YOUR GOAL: In the listing that follows, count every line with the word "plain" in it and write only the total.

RECORD SET:
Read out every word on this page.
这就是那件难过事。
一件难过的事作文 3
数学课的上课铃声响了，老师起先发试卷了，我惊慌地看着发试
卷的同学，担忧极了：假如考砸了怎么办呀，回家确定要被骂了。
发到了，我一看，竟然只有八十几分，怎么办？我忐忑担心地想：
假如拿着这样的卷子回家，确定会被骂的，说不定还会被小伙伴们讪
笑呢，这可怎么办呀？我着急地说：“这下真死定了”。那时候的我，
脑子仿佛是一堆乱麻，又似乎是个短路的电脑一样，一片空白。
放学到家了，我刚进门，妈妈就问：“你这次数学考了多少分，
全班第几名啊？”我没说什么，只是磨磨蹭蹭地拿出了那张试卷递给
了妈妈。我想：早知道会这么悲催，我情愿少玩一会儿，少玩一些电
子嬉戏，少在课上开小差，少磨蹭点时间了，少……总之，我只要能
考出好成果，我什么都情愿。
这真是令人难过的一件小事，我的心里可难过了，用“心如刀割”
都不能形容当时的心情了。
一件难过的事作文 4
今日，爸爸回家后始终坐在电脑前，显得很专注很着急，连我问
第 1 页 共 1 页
--
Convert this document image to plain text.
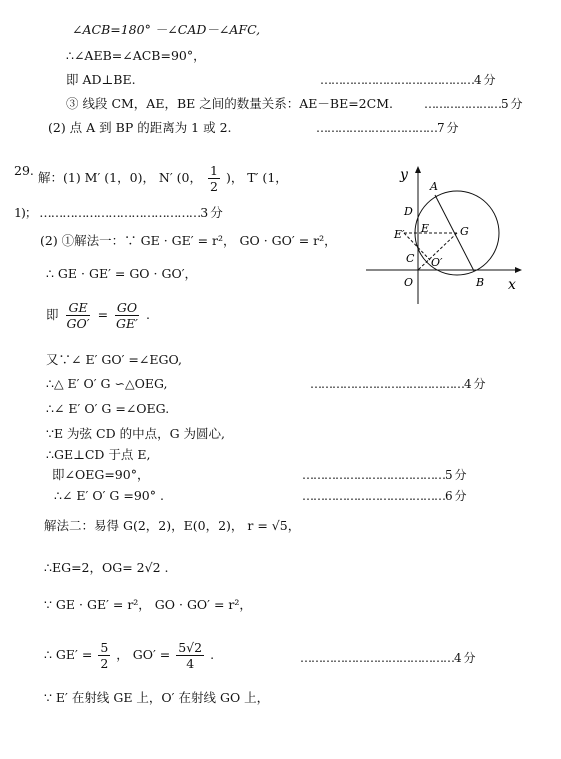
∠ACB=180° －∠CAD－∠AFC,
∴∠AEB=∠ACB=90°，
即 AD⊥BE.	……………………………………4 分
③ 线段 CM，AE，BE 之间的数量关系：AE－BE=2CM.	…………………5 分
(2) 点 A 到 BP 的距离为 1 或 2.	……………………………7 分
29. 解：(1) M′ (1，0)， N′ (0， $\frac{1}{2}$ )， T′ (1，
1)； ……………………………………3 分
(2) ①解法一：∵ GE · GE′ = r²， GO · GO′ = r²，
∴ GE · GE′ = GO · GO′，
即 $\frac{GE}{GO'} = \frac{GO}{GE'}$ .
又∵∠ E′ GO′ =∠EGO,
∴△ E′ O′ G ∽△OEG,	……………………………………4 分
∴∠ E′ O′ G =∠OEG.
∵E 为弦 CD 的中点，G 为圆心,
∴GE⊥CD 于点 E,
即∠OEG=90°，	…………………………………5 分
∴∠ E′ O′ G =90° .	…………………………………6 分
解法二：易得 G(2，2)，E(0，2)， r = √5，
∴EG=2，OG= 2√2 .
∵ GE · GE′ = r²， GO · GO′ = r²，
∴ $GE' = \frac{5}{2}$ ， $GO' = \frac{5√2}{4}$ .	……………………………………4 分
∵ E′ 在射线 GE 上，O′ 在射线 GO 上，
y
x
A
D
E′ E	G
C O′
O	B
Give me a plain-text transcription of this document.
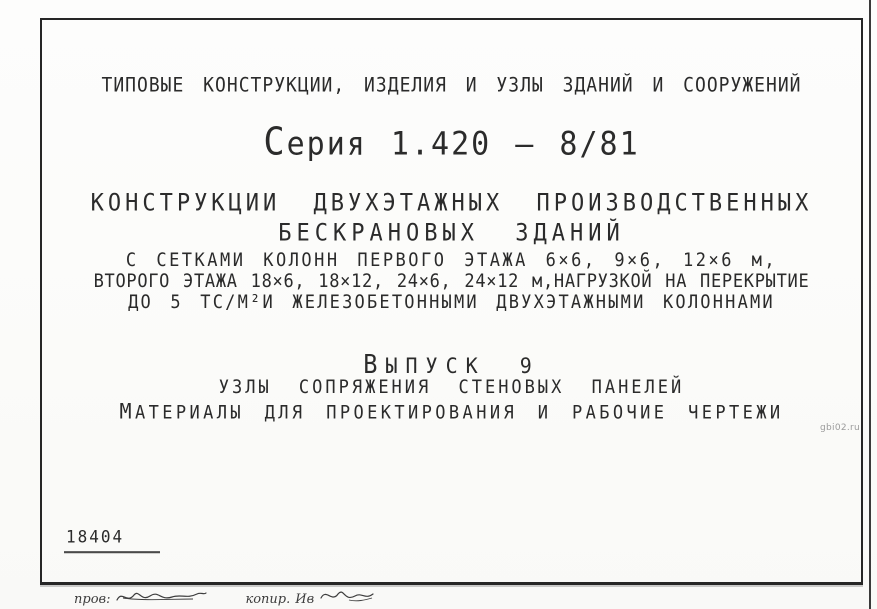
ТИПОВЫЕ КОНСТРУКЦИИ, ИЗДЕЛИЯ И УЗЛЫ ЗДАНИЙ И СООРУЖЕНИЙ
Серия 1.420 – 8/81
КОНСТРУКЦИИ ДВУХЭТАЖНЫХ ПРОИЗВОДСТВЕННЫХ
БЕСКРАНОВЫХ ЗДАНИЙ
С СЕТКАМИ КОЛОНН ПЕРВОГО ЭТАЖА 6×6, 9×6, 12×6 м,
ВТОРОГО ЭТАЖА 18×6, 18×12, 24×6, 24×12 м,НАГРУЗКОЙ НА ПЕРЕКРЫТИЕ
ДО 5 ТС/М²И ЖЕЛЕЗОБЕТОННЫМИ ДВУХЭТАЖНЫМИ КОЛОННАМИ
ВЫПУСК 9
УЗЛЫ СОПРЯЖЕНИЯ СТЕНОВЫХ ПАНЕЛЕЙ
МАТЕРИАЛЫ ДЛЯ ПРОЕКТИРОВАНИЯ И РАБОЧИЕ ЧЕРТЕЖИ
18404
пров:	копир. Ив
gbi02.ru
--
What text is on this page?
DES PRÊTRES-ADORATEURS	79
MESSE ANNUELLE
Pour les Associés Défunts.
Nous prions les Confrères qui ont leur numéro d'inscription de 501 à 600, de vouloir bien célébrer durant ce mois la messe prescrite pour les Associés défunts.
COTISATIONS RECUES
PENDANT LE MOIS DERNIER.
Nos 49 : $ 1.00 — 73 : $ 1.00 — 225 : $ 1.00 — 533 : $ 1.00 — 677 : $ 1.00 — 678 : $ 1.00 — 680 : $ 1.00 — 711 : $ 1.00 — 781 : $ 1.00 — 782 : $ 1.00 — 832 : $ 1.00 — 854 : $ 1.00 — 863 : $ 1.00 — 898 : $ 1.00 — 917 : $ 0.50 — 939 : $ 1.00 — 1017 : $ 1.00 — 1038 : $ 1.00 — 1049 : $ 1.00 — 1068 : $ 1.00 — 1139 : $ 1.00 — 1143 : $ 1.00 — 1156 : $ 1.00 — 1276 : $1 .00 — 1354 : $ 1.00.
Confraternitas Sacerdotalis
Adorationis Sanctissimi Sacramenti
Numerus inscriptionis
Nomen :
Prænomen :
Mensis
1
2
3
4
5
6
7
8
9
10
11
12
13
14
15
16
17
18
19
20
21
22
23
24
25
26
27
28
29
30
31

RESULT: 2